Aim of the task -> Reproduce the passage about the WellsFargo.com redesign word for word.

Study text ->
More than 60 million monthly online visitors come to WellsFargo.com. The bank, which offers an iPad app, does not publicly report its traffic numbers by device type.

Today, almost one in 10 consumers bank on tablets industry wide, according to data published in January by Javelin Strategy & Research. Meanwhile, one in four tablet users worldwide is expected to pay bills via tablets by 2017, according to a report published in January by Juniper Research.

Beyond a crisper design, the new WellsFargo.com includes more financial-related content that translates bank talk into English, an approach rivals like JPMorgan Chase have taken recent steps toward. "We want to make it easier for people to understand financial topics and help people get what they want," says Lundgren. "Customers really need guidance today, especially after 2008."

The content is meant to mirror the consultative service approach from the bank's 6,200 stores and help customers find articles and products suited to their financial goals. To that end, among the most visible changes to the new site is a section on the homepage known as the "needs-based area," a running carousel meant to serve as a resource hub for people's pivotal life events [such as retirement and going to college].

Data ->

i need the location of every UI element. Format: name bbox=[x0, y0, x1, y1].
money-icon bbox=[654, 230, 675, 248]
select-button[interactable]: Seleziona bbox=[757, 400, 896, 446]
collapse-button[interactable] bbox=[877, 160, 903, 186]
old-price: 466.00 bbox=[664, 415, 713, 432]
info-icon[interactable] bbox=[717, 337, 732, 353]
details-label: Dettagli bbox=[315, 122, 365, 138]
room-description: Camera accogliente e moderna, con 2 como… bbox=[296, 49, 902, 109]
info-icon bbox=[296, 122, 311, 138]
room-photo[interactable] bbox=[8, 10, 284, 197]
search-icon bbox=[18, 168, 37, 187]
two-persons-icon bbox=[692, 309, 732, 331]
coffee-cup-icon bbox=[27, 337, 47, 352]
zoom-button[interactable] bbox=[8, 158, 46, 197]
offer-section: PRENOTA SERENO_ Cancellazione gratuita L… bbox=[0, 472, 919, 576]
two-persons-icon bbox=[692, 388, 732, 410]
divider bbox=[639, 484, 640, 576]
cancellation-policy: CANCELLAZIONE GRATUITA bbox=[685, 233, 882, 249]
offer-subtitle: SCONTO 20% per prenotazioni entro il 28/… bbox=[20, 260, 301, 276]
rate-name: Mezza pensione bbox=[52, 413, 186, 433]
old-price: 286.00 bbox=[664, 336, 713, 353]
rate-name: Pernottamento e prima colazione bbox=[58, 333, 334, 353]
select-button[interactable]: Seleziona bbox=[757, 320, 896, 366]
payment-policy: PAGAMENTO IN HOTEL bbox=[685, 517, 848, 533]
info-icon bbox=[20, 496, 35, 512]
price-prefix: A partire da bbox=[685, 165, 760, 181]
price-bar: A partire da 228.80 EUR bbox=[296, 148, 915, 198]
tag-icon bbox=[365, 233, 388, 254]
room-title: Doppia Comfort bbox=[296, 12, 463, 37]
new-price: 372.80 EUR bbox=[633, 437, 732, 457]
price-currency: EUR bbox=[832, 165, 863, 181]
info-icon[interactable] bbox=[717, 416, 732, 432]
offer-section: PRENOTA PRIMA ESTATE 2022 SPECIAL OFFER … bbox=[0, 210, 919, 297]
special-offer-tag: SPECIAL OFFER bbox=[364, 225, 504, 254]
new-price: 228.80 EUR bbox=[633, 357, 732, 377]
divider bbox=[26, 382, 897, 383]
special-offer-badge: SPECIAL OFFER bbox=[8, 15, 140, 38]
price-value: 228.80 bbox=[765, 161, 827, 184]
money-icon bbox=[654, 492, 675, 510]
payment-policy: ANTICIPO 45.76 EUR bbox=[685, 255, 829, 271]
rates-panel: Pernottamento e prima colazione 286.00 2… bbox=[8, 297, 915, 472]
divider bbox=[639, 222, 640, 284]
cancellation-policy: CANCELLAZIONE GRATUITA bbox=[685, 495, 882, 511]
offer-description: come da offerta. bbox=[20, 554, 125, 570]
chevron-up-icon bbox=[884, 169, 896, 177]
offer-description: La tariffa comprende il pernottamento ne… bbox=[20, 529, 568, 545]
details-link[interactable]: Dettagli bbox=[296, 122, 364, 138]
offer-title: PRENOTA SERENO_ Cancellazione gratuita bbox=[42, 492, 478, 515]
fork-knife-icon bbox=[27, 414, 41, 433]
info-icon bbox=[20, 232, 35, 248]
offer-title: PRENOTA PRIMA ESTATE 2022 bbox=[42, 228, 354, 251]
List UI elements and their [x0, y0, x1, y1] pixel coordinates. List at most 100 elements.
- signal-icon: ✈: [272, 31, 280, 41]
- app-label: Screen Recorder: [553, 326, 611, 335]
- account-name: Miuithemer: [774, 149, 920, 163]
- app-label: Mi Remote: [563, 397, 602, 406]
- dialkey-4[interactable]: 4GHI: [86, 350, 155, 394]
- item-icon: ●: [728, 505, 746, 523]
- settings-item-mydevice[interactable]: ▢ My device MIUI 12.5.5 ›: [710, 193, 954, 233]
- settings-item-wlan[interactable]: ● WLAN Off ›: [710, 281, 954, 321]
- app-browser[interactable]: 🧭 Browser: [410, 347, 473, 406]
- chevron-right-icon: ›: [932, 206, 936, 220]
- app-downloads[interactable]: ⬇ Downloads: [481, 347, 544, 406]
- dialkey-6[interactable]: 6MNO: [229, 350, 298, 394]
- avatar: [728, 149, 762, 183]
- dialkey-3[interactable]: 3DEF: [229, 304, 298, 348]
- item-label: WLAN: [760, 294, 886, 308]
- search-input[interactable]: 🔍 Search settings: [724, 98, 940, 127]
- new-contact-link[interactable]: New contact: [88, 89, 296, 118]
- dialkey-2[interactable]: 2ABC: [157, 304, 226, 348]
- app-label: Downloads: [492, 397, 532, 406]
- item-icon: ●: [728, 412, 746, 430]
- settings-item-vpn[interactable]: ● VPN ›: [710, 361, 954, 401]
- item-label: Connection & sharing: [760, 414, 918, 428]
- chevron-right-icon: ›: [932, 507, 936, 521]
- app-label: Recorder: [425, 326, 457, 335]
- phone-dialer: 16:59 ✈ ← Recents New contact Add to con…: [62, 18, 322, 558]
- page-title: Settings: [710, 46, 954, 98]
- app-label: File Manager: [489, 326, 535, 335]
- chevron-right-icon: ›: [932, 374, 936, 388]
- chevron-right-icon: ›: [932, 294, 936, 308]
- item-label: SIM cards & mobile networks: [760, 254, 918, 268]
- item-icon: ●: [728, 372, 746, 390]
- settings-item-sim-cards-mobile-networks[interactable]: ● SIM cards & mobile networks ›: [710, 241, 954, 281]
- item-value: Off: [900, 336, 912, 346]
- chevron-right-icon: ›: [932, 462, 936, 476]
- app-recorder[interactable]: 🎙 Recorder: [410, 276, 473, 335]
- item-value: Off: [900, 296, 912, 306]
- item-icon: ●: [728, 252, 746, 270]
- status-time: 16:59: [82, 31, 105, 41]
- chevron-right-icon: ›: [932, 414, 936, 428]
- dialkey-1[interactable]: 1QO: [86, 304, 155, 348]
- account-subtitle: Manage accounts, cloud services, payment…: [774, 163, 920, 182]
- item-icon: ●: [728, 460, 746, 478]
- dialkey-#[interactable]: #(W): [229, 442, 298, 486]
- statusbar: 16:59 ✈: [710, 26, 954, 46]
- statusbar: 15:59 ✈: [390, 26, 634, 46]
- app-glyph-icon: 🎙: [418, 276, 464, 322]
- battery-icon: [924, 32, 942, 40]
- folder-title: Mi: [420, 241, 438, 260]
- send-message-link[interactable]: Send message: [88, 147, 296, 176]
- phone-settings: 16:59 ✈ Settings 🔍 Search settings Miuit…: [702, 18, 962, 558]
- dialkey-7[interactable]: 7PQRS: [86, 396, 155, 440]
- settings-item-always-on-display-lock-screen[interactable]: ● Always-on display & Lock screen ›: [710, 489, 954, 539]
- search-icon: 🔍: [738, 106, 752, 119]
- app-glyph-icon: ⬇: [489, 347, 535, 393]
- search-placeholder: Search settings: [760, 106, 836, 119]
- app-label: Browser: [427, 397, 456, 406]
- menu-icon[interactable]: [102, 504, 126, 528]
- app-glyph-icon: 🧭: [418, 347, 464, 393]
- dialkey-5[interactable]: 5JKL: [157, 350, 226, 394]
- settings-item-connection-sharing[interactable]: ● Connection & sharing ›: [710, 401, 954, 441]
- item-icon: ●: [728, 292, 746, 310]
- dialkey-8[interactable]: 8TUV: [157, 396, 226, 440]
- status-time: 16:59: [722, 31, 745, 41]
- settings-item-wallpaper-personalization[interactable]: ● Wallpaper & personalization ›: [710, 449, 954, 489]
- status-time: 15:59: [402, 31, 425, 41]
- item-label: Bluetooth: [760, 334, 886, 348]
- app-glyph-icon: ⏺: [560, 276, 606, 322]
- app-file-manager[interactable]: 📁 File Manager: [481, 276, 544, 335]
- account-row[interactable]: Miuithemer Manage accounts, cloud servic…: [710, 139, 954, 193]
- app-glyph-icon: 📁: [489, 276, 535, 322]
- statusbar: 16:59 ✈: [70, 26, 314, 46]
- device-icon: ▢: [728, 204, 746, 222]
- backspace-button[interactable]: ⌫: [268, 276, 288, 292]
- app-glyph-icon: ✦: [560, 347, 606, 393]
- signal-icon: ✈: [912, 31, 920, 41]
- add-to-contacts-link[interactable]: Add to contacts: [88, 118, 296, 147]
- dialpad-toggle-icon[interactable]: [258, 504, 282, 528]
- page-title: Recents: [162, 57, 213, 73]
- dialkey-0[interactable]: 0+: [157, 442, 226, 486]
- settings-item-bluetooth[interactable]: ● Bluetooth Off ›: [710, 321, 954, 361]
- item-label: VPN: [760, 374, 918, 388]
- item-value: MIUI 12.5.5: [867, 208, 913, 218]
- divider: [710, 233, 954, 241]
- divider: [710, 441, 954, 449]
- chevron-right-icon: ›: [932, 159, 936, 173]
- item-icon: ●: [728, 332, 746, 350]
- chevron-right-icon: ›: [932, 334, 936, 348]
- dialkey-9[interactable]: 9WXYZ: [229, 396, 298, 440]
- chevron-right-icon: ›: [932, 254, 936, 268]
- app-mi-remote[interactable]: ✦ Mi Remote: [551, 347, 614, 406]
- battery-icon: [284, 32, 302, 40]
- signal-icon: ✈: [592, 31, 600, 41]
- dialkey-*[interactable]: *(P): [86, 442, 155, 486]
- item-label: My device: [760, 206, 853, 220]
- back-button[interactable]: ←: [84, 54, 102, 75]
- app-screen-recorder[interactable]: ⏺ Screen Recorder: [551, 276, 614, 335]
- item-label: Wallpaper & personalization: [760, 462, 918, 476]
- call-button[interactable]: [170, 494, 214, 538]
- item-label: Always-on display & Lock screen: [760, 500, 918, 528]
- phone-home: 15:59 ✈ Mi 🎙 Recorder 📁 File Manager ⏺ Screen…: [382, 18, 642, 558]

Result of the task ->
More than 60 million monthly online visitors come to WellsFargo.com. The bank, which offers an iPad app, does not publicly report its traffic numbers by device type.

Today, almost one in 10 consumers bank on tablets industry wide, according to data published in January by Javelin Strategy & Research. Meanwhile, one in four tablet users worldwide is expected to pay bills via tablets by 2017, according to a report published in January by Juniper Research.

Beyond a crisper design, the new WellsFargo.com includes more financial-related content that translates bank talk into English, an approach rivals like JPMorgan Chase have taken recent steps toward. "We want to make it easier for people to understand financial topics and help people get what they want," says Lundgren. "Customers really need guidance today, especially after 2008."

The content is meant to mirror the consultative service approach from the bank's 6,200 stores and help customers find articles and products suited to their financial goals. To that end, among the most visible changes to the new site is a section on the homepage known as the "needs-based area," a running carousel meant to serve as a resource hub for people's pivotal life events [such as retirement and going to college].